▸ Work request: Reproduce word for word the passage of the Airtime article between "Called Airtime, the" and "of the internet.", inclusive.

*** Page text

The founders of music-sharing website Napster are teaming up to create a social network with celebrity investors that will take cues from Chatroulette.
Called Airtime, the new venture has already raised £5m ($8m) from investors including film star Ashton Kutcher, Justin Beiber's agent Scott Braun and musician will.i.am, and Airtime, founded by Sean Parker and Shawn Fanning, is to launch by the end of 2011.
Users are expected to interact via webcam, and will be "smashed together" by way of being introduced, which sounds...friendly.
Reports claim that Airtime will be 'like Chatroulette', but given the latter's reputation for scantily-clad men awkwardly bumping into each other in pursuit of something they think is called a 'woman', surely Parker et al would refrain from likening themselves to the darkest alleyways of the internet.
TechCrunch reports: "Inspired by Chatroulette, Airtime will be random, realtime and include a live video chat component. Fanning and Parker are still vague on specifics, but don't expect it to look too much like Chatroulette."
You may all breathe a sigh of relief.
Chatroulette aside, the idea behind Airtime is interesting; an open stage for anyone to perform - no, not like that - to strangers, presumably by playing music or showing off skills. Would record companies scan through Airtime in the hope of finding new talent? If people actually log on to perform, and they're good, then there's a chance of it becoming a new medium for being recognised as a solo artist.
Talking about Chatroulette and its young founder Andrey Ternovskiy, Fanning said: "With all due respect to Andrey, it was just scratching the surface of what it could be - a universal host that is introducing people, smashing people together".
"It was fascinating to watch in the sense that it was not a virally engineered product," added Parker. "Here you have a project growing through organic word of mouth. It looked like Napster in 1999.
"We are trying to address the problem of what has happened the last 10 years of social media. Your social network has become more rigid and constraining. Facebook [where Parker was founding President] is about identify, the people you already know. It has little to do with people you don't know."
Parker and Fanning won't yet say how Airtime will help people meet, but TechCrunch is probably right in suggesting that it'll be based on interests, linking the random 'smashing together' of people who share similar interests could lead to a new kind of social network.

******
*** Supplied information

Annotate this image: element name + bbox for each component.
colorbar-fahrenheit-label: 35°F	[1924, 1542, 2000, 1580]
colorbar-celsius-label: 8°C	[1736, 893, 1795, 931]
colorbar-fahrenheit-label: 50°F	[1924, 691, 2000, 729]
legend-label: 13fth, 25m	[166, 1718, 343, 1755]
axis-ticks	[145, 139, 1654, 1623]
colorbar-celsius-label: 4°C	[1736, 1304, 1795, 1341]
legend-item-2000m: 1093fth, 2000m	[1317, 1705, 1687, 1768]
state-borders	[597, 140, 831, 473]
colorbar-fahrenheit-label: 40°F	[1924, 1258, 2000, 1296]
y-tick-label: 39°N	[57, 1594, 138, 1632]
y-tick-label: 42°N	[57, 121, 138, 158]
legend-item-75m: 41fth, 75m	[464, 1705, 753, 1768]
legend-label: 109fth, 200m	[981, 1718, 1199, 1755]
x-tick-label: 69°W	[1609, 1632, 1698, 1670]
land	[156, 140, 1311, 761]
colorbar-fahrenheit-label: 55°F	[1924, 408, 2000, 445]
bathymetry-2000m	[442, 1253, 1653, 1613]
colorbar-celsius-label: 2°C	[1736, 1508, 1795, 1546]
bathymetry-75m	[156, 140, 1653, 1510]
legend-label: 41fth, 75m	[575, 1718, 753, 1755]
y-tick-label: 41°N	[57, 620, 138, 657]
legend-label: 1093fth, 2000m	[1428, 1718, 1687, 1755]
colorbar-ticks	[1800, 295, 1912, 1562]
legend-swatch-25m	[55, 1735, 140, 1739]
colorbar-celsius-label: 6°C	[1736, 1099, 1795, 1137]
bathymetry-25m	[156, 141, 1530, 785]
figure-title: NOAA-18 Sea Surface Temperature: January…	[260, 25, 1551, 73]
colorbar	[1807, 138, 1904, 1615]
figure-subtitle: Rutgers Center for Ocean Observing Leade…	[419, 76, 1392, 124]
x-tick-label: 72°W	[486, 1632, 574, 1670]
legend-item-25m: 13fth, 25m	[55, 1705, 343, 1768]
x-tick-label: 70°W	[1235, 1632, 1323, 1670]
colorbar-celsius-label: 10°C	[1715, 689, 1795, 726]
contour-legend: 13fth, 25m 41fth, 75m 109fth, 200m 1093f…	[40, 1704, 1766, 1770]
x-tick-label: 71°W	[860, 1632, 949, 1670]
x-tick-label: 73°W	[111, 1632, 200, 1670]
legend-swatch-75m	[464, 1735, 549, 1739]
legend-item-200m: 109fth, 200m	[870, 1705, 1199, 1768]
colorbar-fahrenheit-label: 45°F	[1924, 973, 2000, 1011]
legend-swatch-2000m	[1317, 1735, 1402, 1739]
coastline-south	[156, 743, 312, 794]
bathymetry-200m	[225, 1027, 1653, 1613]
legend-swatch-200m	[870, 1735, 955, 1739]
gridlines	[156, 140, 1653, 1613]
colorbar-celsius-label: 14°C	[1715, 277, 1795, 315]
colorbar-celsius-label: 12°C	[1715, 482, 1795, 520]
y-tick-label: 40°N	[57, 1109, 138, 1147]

******

▸ Answer to the exercise:
Called Airtime, the new venture has already raised £5m ($8m) from investors including film star Ashton Kutcher, Justin Beiber's agent Scott Braun and musician will.i.am, and Airtime, founded by Sean Parker and Shawn Fanning, is to launch by the end of 2011.
Users are expected to interact via webcam, and will be "smashed together" by way of being introduced, which sounds...friendly.
Reports claim that Airtime will be 'like Chatroulette', but given the latter's reputation for scantily-clad men awkwardly bumping into each other in pursuit of something they think is called a 'woman', surely Parker et al would refrain from likening themselves to the darkest alleyways of the internet.